#### Problem statement:
Keep only the lines where "yparen" appears.

#### Extracted information:
___
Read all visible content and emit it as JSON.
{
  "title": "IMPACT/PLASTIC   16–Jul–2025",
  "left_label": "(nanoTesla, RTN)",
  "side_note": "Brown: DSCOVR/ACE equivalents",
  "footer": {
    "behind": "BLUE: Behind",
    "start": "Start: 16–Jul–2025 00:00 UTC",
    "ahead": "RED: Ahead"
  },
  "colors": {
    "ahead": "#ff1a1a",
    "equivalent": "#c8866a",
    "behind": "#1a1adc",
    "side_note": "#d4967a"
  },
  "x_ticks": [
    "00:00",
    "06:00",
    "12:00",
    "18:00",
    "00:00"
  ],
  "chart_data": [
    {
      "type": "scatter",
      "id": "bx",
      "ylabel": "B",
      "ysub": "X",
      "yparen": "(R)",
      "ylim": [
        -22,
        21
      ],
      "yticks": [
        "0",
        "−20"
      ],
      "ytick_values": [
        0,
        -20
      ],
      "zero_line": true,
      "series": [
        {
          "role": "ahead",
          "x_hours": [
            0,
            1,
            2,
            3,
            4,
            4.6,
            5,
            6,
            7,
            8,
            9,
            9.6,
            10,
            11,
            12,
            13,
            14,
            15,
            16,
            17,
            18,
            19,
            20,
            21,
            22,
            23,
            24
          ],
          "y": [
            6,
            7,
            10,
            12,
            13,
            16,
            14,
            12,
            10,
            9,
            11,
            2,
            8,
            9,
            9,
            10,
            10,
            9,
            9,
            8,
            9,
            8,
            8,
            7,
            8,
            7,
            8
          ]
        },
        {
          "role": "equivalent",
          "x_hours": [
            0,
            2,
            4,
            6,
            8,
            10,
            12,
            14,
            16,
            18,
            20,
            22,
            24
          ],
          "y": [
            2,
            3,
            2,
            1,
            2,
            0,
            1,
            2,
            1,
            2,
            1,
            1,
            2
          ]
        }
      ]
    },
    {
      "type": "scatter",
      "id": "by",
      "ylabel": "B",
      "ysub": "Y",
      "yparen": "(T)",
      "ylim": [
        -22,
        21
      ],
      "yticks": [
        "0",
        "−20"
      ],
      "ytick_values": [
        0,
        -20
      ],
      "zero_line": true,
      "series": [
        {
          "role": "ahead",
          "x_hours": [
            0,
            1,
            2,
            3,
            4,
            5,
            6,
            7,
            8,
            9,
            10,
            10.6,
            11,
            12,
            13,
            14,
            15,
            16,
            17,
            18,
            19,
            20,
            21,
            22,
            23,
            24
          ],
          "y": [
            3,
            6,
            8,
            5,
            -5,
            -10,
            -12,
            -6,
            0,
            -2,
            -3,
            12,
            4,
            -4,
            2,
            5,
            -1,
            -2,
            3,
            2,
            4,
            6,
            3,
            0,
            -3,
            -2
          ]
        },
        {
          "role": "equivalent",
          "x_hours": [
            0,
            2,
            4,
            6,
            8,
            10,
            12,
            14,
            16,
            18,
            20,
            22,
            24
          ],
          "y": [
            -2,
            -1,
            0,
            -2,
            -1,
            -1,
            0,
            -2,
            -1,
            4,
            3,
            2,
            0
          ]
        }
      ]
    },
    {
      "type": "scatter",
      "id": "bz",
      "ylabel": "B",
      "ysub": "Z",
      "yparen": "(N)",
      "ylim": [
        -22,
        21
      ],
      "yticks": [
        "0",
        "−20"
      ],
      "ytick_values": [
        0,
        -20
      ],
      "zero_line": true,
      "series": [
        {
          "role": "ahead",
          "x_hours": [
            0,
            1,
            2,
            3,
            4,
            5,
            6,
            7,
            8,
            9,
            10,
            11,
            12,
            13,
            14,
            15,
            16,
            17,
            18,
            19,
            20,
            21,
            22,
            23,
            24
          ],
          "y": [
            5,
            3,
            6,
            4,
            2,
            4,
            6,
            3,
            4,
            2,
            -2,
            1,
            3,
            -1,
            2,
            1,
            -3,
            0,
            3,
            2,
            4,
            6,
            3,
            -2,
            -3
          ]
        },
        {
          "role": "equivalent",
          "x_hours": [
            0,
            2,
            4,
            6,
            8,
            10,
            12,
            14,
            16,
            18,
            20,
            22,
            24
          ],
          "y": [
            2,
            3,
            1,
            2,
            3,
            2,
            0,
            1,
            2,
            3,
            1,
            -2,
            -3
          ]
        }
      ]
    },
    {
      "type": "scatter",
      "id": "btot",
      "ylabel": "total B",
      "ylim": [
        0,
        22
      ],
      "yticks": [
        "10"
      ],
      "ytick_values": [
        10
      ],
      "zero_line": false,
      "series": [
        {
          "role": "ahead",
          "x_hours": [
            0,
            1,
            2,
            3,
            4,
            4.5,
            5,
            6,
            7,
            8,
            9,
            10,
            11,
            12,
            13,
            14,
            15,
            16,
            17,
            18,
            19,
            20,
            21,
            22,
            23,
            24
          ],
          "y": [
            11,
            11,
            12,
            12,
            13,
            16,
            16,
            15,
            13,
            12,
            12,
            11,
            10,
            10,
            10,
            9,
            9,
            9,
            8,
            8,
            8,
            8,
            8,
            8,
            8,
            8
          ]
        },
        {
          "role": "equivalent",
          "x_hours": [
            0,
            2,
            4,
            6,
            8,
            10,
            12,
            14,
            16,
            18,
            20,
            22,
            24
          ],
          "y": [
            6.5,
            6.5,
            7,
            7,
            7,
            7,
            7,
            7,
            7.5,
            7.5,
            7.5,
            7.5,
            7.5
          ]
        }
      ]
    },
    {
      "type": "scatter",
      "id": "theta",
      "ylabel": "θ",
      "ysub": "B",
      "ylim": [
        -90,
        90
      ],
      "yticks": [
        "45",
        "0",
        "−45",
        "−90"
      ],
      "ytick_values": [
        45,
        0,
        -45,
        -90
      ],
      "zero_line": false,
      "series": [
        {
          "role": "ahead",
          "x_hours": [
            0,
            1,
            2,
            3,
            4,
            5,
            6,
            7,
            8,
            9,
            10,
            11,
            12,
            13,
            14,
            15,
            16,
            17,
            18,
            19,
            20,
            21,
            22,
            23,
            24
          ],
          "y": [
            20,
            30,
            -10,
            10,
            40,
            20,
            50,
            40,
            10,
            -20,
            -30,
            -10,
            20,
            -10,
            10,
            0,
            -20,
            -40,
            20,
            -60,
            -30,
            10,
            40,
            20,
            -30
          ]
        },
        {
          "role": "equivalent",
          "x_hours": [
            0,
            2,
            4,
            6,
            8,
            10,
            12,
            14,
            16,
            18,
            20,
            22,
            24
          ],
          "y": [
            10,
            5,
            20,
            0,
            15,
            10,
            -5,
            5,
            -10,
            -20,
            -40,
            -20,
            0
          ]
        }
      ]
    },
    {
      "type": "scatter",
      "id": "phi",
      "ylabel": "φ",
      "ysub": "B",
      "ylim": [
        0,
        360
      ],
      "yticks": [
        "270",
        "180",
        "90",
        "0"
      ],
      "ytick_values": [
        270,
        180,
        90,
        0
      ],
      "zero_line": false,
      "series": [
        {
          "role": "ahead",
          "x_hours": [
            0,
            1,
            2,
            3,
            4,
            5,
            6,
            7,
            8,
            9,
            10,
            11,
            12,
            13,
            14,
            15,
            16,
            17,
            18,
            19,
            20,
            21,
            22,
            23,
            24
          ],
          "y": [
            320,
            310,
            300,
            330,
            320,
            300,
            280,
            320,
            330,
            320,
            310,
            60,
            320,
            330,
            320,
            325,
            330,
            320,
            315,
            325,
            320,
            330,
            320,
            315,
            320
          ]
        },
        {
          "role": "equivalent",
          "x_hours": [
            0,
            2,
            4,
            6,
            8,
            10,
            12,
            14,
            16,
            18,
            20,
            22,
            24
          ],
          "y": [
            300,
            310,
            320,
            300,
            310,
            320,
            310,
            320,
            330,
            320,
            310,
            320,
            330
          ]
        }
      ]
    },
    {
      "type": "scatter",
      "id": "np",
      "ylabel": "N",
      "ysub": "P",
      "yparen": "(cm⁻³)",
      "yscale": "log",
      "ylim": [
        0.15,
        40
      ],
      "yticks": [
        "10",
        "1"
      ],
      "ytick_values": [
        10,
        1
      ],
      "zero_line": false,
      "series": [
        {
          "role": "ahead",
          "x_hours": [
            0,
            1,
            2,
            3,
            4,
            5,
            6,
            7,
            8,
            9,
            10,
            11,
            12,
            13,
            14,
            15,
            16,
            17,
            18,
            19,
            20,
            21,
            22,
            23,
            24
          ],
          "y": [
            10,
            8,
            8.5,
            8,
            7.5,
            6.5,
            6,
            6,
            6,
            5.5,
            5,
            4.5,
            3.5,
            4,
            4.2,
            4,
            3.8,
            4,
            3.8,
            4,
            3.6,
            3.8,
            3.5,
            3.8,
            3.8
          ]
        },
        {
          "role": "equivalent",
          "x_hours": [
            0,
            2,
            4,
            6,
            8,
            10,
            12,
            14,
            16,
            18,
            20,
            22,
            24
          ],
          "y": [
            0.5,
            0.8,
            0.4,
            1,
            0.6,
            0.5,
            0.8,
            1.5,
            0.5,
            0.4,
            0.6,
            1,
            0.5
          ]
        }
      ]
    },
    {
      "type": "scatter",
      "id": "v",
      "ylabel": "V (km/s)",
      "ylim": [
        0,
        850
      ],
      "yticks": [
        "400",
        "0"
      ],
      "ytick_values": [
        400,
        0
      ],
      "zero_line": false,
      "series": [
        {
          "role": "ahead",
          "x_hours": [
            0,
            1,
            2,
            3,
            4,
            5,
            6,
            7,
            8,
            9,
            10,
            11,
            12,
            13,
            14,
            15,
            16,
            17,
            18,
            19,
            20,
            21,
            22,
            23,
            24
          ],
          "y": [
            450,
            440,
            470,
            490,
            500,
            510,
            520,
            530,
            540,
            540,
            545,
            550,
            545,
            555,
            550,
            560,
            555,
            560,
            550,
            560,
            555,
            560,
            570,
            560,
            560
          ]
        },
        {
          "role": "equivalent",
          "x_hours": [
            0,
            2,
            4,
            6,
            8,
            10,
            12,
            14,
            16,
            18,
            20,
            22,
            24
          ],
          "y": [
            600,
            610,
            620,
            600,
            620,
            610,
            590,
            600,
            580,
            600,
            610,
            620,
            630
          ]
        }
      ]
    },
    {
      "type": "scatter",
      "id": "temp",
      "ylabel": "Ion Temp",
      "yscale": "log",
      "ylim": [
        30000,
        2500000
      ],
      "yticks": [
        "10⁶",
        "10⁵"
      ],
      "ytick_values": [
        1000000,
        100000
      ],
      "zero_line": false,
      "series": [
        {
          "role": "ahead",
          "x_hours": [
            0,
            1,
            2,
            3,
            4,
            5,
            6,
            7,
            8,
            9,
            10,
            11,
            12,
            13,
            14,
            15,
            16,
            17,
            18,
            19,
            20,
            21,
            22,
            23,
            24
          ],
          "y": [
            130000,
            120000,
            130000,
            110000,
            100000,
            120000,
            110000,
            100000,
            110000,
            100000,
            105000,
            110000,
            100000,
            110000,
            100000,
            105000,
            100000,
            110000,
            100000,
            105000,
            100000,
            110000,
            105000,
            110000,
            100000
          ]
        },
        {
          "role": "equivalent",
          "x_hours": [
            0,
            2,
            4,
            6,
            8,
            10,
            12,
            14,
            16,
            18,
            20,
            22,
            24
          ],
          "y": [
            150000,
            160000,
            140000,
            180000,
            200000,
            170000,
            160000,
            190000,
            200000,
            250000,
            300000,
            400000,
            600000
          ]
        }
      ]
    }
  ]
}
___
#### Worked answer:
      "yparen": "(R)",
      "yparen": "(T)",
      "yparen": "(N)",
      "yparen": "(cm⁻³)",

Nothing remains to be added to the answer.